Sweet and Sour Fried Pork with Mango and Maple Syrup


Recipe — Sour Fried Pork with Mango and Maple Syrup
4 portions
Metric Imperial


  • 12 oz pork shoulder roast
  • Pepper
  • 2 cloves garlic, grated
  • 1 knob ginger, grated
  • 2 1/2 tablespoons soy sauce


  • 3 1/4 tablespoons potato starch
  • 3 1/4 tablespoons all-purpose flour
  • 1 mango
  • 3 tablespoons maple syrup (Amber)
  • 2 1/2 to 3 tablespoons rice vinegar
  • 1 red chili
  • 1 large knob ginger
  • Oil for frying


  1. Cut pork into 3 cm (1 1/8 in) slices, score both sides of each slice with a grid pattern, and cut into 3 cm (1 1/8 in) dice. Mix with garlic and ginger and leave for 30 minutes to flavor.
  2. Drain, mix potato starch and flour to make a the batter, coat the pork chunks well with the batter, and fry in hot oil until crispy and golden brown.

• _EXERCISE SET_
- a) Could you reproduce the pork recipe word for word, from "1. Cut pork" up to and including "and golden brown."?
- b) Can you carry on with the sweet and sour pork recipe from the point where it stops?
This material was drawn from a separate source.

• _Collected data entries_
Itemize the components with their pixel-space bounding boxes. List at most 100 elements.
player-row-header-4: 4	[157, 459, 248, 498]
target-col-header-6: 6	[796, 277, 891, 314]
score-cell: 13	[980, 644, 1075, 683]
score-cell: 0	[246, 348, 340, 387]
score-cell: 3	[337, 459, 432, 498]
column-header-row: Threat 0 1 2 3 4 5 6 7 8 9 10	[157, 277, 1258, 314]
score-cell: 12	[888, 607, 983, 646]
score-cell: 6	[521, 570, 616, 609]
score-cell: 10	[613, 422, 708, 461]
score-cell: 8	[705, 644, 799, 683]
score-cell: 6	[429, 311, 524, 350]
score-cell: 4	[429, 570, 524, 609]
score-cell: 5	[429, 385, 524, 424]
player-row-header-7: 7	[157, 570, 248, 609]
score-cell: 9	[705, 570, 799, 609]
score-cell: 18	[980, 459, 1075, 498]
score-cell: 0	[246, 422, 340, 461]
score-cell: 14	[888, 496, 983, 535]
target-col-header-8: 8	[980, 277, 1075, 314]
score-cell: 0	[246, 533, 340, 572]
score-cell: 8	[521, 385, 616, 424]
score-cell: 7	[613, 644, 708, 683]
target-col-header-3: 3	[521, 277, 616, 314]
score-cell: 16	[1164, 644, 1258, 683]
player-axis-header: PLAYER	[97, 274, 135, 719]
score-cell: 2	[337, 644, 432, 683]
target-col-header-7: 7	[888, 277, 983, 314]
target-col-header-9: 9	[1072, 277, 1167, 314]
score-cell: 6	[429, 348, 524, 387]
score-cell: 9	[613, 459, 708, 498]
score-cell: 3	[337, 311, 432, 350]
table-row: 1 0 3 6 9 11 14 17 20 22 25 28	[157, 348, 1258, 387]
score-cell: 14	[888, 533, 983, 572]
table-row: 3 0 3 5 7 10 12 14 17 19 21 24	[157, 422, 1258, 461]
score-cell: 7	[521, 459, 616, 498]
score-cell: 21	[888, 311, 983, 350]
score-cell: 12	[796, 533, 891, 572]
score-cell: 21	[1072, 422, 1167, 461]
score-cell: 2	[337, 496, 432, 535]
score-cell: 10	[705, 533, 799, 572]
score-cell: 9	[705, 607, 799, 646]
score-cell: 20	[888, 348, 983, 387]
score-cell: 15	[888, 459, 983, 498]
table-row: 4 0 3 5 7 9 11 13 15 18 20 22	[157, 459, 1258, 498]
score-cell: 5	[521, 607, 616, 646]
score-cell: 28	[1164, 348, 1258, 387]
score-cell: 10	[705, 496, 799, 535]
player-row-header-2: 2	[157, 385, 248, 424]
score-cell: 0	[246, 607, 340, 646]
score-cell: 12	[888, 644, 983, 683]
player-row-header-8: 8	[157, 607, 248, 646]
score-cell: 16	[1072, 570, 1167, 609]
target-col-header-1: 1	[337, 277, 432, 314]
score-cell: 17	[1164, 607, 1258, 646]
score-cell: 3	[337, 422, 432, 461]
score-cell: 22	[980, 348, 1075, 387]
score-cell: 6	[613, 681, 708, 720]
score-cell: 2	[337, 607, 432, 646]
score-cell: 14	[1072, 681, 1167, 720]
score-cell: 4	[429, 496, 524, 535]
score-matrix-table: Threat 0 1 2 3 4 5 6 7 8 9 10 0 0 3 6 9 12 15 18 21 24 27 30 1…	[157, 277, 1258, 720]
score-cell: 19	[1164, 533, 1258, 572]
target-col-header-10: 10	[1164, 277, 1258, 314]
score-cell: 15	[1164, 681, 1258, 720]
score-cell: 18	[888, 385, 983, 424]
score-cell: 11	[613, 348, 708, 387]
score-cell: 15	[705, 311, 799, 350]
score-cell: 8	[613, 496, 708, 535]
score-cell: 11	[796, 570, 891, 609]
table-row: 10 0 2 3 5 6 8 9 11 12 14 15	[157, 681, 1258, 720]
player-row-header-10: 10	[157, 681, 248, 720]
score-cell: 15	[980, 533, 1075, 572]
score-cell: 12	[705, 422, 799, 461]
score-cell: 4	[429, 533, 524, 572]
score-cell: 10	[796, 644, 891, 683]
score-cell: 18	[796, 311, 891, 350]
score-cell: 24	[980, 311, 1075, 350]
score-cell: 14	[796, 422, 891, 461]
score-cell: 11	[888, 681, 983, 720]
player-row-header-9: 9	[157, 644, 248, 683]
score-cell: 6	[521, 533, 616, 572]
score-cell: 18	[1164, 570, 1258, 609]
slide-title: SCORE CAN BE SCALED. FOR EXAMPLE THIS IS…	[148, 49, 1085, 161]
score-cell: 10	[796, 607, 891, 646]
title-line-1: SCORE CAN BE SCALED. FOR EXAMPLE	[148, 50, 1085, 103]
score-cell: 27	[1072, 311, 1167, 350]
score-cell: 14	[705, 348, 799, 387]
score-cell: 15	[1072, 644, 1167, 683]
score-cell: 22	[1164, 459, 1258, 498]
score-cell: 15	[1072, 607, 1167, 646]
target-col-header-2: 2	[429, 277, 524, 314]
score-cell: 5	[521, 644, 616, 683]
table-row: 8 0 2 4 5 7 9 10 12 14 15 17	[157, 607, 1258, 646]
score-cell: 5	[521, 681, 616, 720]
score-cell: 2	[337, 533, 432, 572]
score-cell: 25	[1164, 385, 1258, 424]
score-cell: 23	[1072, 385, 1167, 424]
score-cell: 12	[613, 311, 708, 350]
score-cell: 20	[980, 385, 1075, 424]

• _RESULTS IN ORDER_
- a)
1. Cut pork into 3 cm (1 1/8 in) slices, score both sides of each slice with a grid pattern, and cut into 3 cm (1 1/8 in) dice. Mix with garlic and ginger and leave for 30 minutes to flavor.
  2. Drain, mix potato starch and flour to make a the batter, coat the pork chunks well with the batter, and fry in hot oil until crispy and golden brown.

- b)
  3. Remove the mango skin, pit and cut into 2 1/2 cm (1 in) cubes.
  4. Bring maple syrup and rice vinegar to a boil in a wok and add the pork chunks and the red chilies. When the liquid is gone, turn the heat off, and gently add the mango.
  5. Plate and top with plenty of julienned ginger.

The Quebec Maple Syrup Producers are not in any way responsible for the identification or presence of allergens in recipes or for the classification of any recipe as vegetarian or vegan.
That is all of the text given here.